▶ Data to use:
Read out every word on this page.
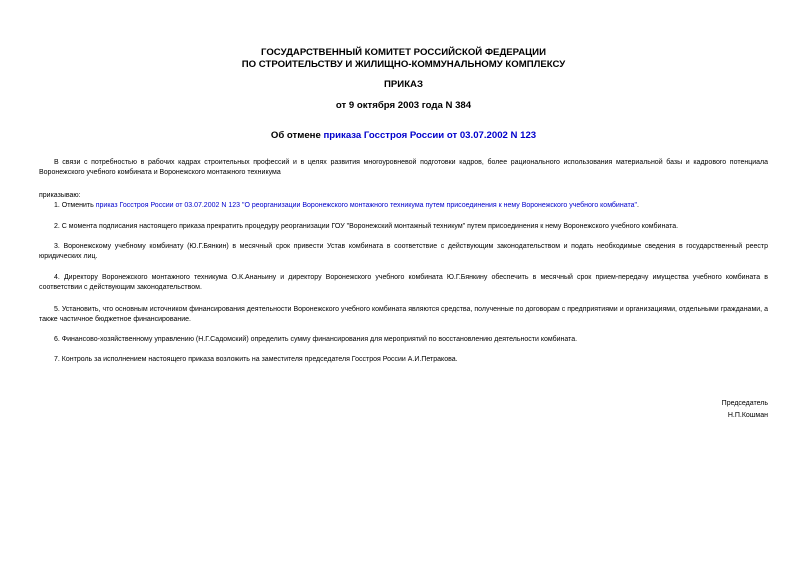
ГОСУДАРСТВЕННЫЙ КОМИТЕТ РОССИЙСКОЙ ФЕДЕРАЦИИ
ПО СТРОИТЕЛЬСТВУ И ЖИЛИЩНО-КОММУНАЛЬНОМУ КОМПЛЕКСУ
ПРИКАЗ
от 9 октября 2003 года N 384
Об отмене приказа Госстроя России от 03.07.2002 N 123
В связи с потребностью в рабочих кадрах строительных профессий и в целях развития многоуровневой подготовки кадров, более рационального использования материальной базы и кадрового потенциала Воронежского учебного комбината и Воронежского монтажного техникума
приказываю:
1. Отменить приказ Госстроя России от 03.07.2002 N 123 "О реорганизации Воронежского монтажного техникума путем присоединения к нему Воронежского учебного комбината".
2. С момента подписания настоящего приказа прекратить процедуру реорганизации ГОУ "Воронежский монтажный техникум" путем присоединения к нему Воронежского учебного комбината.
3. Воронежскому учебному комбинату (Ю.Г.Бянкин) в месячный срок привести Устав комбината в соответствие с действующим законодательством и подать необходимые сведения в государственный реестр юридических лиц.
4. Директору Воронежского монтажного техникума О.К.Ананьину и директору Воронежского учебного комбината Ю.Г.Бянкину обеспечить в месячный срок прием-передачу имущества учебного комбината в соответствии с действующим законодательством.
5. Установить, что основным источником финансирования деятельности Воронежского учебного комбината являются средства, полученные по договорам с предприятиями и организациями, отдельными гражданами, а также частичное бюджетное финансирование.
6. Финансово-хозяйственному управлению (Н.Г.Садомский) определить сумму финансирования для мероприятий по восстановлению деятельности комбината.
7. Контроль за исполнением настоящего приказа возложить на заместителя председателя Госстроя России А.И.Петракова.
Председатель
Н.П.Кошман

--

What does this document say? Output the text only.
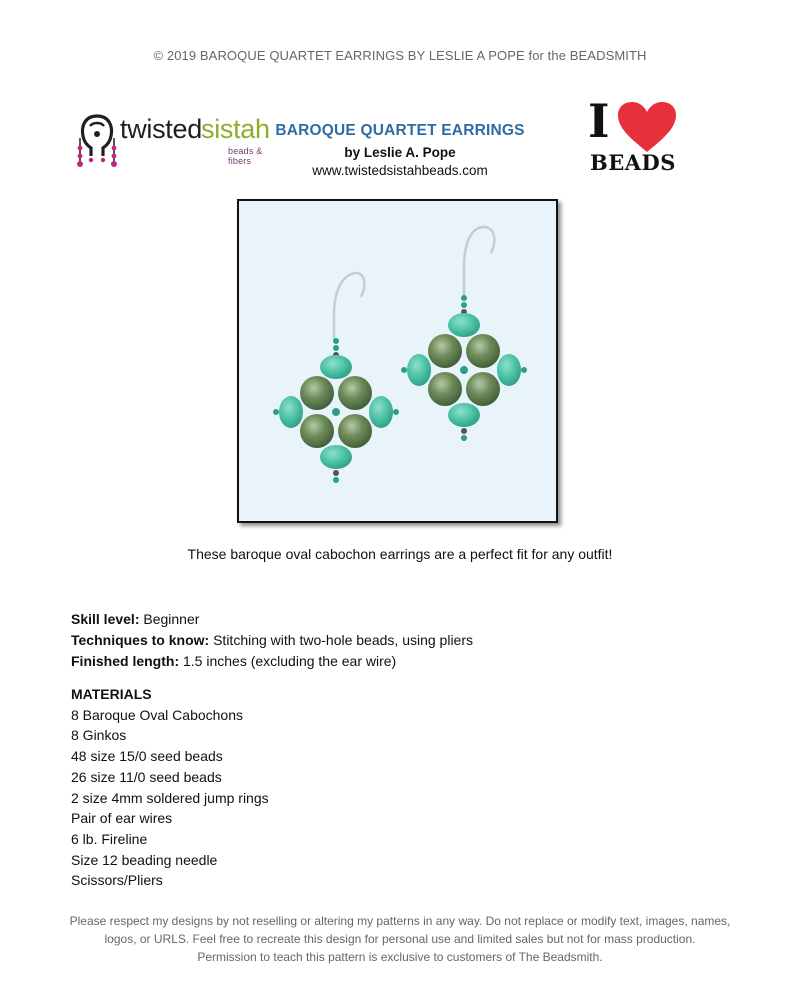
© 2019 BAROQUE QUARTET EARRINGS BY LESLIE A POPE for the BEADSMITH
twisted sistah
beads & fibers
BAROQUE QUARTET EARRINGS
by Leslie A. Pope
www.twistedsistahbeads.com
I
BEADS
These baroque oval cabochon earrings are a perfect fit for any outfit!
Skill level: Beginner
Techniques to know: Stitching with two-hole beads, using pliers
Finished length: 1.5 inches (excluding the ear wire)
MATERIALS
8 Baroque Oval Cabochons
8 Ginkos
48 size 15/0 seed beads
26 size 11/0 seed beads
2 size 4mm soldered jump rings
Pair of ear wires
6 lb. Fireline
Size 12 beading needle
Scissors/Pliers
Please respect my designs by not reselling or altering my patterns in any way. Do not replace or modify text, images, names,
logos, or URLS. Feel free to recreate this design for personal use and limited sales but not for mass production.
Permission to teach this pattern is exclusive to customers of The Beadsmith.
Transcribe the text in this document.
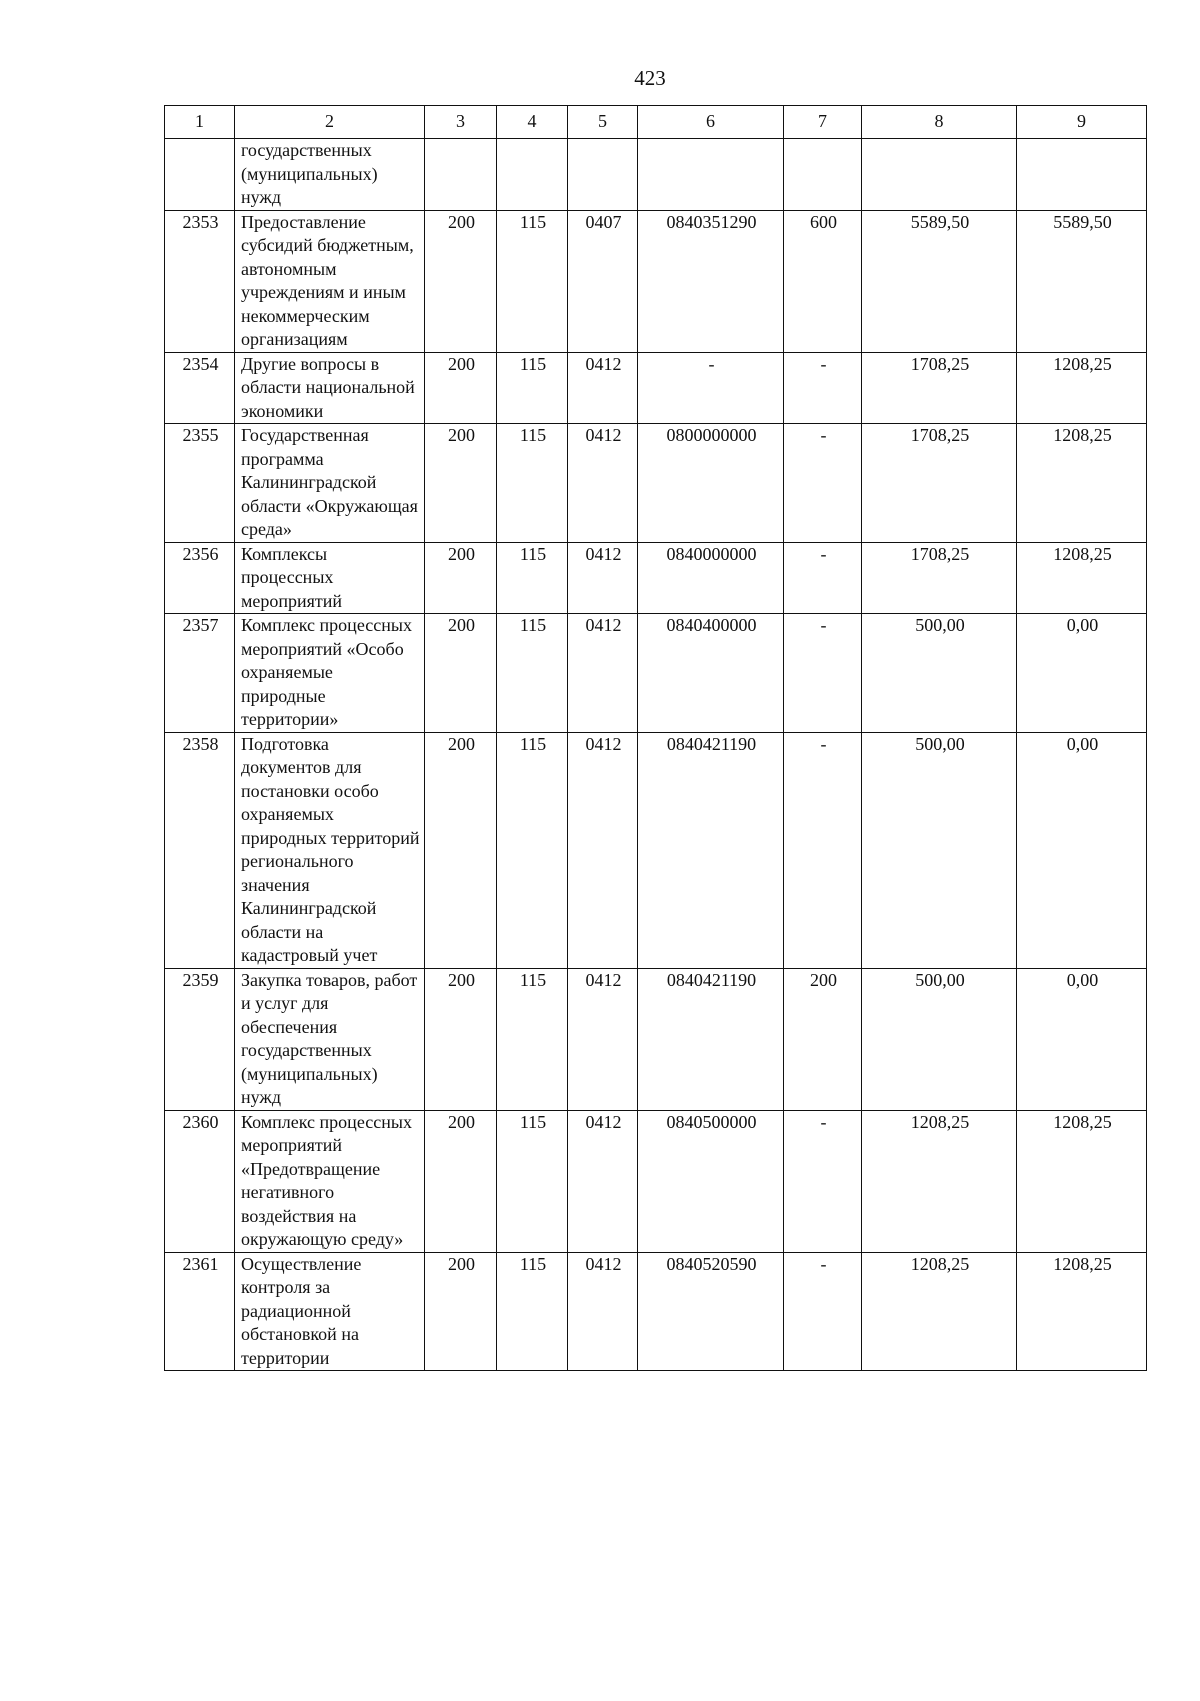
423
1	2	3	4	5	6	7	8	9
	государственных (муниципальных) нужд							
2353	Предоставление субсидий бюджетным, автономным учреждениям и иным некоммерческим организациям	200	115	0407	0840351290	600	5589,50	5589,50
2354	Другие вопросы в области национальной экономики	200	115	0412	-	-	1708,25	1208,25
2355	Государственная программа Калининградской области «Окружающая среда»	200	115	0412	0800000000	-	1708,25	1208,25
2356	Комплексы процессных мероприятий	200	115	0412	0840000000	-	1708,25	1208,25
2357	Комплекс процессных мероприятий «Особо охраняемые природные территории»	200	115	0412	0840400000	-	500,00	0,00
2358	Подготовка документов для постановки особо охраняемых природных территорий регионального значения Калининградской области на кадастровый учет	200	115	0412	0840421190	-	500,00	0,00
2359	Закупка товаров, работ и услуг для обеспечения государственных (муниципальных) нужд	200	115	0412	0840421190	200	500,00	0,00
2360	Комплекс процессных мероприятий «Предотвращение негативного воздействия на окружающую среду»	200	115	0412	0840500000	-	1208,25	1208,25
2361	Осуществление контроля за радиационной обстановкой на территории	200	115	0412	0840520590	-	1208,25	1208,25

▶ Exercise directions: In the records above, find each line holding "территории" and copy it.

▶ Written response:
2357	Комплекс процессных мероприятий «Особо охраняемые природные территории»	200	115	0412	0840400000	-	500,00	0,00
2361	Осуществление контроля за радиационной обстановкой на территории	200	115	0412	0840520590	-	1208,25	1208,25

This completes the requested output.